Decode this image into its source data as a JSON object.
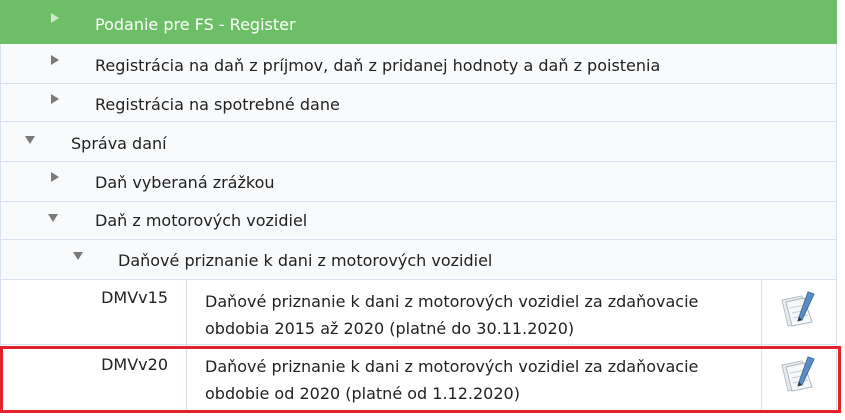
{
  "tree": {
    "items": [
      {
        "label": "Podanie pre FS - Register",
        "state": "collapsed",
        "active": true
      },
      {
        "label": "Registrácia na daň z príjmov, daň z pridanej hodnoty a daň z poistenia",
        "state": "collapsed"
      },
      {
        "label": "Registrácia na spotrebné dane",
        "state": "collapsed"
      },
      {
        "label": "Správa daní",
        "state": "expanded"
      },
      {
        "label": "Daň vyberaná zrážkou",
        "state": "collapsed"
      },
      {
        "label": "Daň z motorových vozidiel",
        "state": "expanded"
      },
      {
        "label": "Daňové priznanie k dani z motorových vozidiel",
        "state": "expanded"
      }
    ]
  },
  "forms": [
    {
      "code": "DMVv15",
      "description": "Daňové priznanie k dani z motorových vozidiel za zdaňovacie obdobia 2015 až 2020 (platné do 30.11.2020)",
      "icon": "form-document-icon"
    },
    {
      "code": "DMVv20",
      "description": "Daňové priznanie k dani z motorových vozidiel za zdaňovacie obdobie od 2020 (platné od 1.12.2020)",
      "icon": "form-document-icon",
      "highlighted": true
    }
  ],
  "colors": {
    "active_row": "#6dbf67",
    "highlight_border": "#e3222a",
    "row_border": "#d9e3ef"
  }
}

--

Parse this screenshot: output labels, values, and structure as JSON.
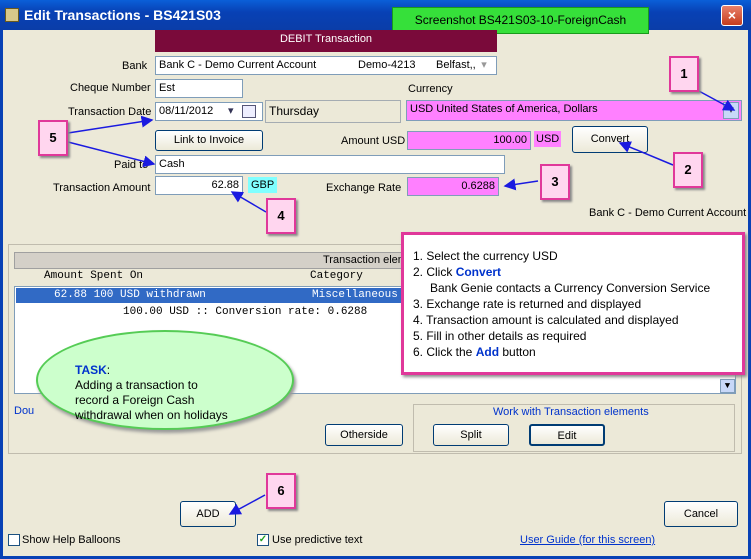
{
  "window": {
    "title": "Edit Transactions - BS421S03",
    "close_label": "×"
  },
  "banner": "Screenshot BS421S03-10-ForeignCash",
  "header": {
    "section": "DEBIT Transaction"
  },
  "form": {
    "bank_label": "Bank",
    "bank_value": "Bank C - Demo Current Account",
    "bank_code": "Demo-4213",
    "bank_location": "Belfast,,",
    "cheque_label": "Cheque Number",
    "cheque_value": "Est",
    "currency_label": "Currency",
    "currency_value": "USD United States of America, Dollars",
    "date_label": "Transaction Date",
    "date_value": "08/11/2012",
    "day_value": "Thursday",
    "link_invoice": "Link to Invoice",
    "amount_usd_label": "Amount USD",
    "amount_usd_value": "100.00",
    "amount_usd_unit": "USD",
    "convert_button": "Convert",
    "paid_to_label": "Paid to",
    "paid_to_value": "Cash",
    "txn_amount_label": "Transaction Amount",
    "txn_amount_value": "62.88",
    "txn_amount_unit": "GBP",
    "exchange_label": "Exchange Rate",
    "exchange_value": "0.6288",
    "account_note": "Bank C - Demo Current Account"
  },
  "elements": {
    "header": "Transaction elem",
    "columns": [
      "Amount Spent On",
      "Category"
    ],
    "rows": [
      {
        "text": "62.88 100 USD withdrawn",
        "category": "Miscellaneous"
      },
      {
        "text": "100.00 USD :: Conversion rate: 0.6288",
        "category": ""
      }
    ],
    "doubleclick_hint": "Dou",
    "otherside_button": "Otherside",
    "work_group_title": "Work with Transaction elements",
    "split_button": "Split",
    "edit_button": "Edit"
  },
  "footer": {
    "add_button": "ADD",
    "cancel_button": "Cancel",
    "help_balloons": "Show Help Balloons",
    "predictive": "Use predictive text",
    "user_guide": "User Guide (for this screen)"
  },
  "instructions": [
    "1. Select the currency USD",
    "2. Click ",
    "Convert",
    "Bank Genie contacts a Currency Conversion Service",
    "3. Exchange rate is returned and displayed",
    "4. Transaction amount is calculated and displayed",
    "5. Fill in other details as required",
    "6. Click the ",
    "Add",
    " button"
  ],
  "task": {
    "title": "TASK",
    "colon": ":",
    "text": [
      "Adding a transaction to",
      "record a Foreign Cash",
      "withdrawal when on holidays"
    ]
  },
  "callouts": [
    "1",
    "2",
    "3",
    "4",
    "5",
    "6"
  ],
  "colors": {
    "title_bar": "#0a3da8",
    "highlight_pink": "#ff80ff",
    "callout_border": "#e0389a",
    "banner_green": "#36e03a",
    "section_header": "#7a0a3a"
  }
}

Written request:
In the records above, find each line that holds the word "Current"; copy all such lines.

Written answer:
    "bank_value": "Bank C - Demo Current Account",
    "account_note": "Bank C - Demo Current Account"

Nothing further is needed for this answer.